RECORDED INFORMATION –
----
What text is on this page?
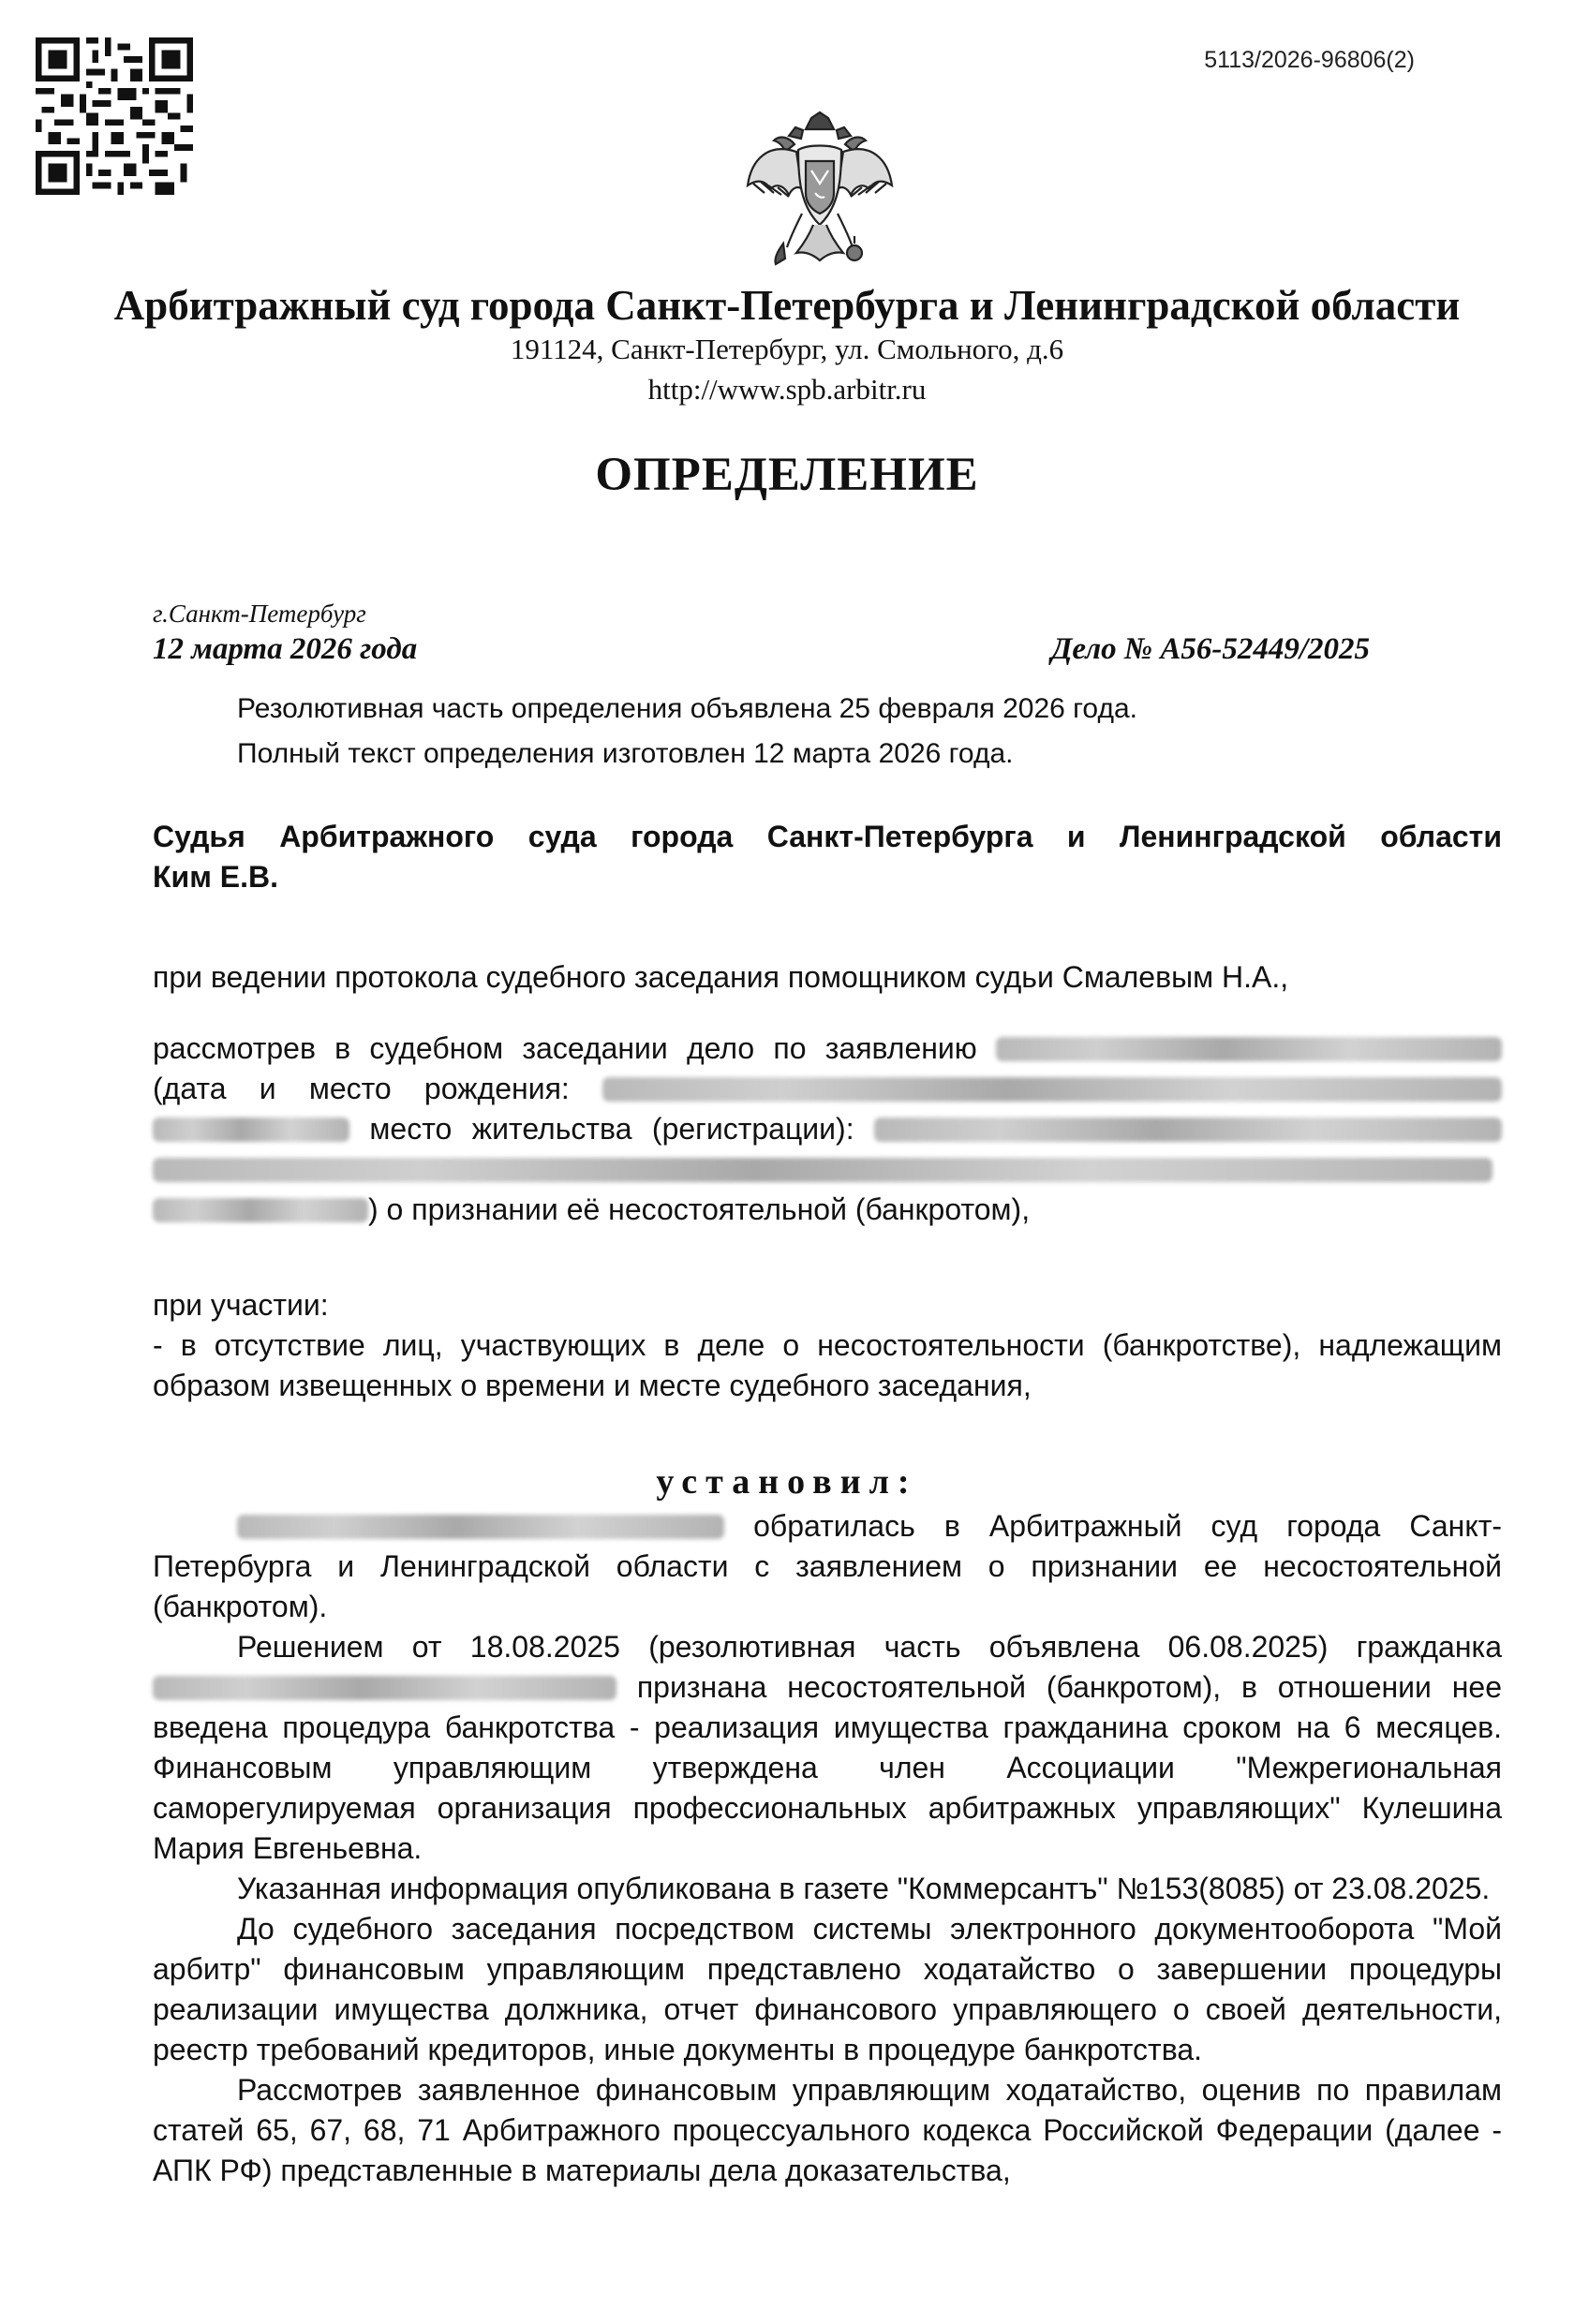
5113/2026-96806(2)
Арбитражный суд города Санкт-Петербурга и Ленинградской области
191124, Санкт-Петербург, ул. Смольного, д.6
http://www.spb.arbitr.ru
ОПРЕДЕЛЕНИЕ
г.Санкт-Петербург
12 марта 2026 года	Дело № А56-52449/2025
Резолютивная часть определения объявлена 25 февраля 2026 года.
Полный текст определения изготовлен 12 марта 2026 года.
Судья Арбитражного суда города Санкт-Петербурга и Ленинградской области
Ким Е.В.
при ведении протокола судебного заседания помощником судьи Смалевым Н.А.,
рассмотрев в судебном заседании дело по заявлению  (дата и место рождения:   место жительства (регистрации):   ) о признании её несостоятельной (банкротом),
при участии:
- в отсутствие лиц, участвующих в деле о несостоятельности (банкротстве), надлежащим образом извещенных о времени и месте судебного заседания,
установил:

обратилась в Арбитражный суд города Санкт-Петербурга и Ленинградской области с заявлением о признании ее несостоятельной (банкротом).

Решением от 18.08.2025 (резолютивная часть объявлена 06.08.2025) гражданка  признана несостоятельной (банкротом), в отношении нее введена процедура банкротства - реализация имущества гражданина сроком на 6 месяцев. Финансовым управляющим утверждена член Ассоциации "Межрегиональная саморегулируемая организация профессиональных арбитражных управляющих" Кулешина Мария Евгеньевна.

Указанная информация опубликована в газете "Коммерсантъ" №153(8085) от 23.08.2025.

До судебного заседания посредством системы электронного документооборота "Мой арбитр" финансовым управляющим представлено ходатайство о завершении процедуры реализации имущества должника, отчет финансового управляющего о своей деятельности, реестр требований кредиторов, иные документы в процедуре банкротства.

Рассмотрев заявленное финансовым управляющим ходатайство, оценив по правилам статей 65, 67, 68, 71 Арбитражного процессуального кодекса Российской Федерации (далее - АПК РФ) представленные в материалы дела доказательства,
----
INSTRUCTION – Leave the pictures out and copy the rest of the data exactly.

EXERCISE SOLUTION –
What text is on this page?
5113/2026-96806(2)
Арбитражный суд города Санкт-Петербурга и Ленинградской области
191124, Санкт-Петербург, ул. Смольного, д.6
http://www.spb.arbitr.ru
ОПРЕДЕЛЕНИЕ
г.Санкт-Петербург
12 марта 2026 года	Дело № А56-52449/2025
Резолютивная часть определения объявлена 25 февраля 2026 года.
Полный текст определения изготовлен 12 марта 2026 года.
Судья Арбитражного суда города Санкт-Петербурга и Ленинградской области
Ким Е.В.
при ведении протокола судебного заседания помощником судьи Смалевым Н.А.,
рассмотрев в судебном заседании дело по заявлению  (дата и место рождения:   место жительства (регистрации):   ) о признании её несостоятельной (банкротом),
при участии:
- в отсутствие лиц, участвующих в деле о несостоятельности (банкротстве), надлежащим образом извещенных о времени и месте судебного заседания,
установил:

обратилась в Арбитражный суд города Санкт-Петербурга и Ленинградской области с заявлением о признании ее несостоятельной (банкротом).

Решением от 18.08.2025 (резолютивная часть объявлена 06.08.2025) гражданка  признана несостоятельной (банкротом), в отношении нее введена процедура банкротства - реализация имущества гражданина сроком на 6 месяцев. Финансовым управляющим утверждена член Ассоциации "Межрегиональная саморегулируемая организация профессиональных арбитражных управляющих" Кулешина Мария Евгеньевна.

Указанная информация опубликована в газете "Коммерсантъ" №153(8085) от 23.08.2025.

До судебного заседания посредством системы электронного документооборота "Мой арбитр" финансовым управляющим представлено ходатайство о завершении процедуры реализации имущества должника, отчет финансового управляющего о своей деятельности, реестр требований кредиторов, иные документы в процедуре банкротства.

Рассмотрев заявленное финансовым управляющим ходатайство, оценив по правилам статей 65, 67, 68, 71 Арбитражного процессуального кодекса Российской Федерации (далее - АПК РФ) представленные в материалы дела доказательства,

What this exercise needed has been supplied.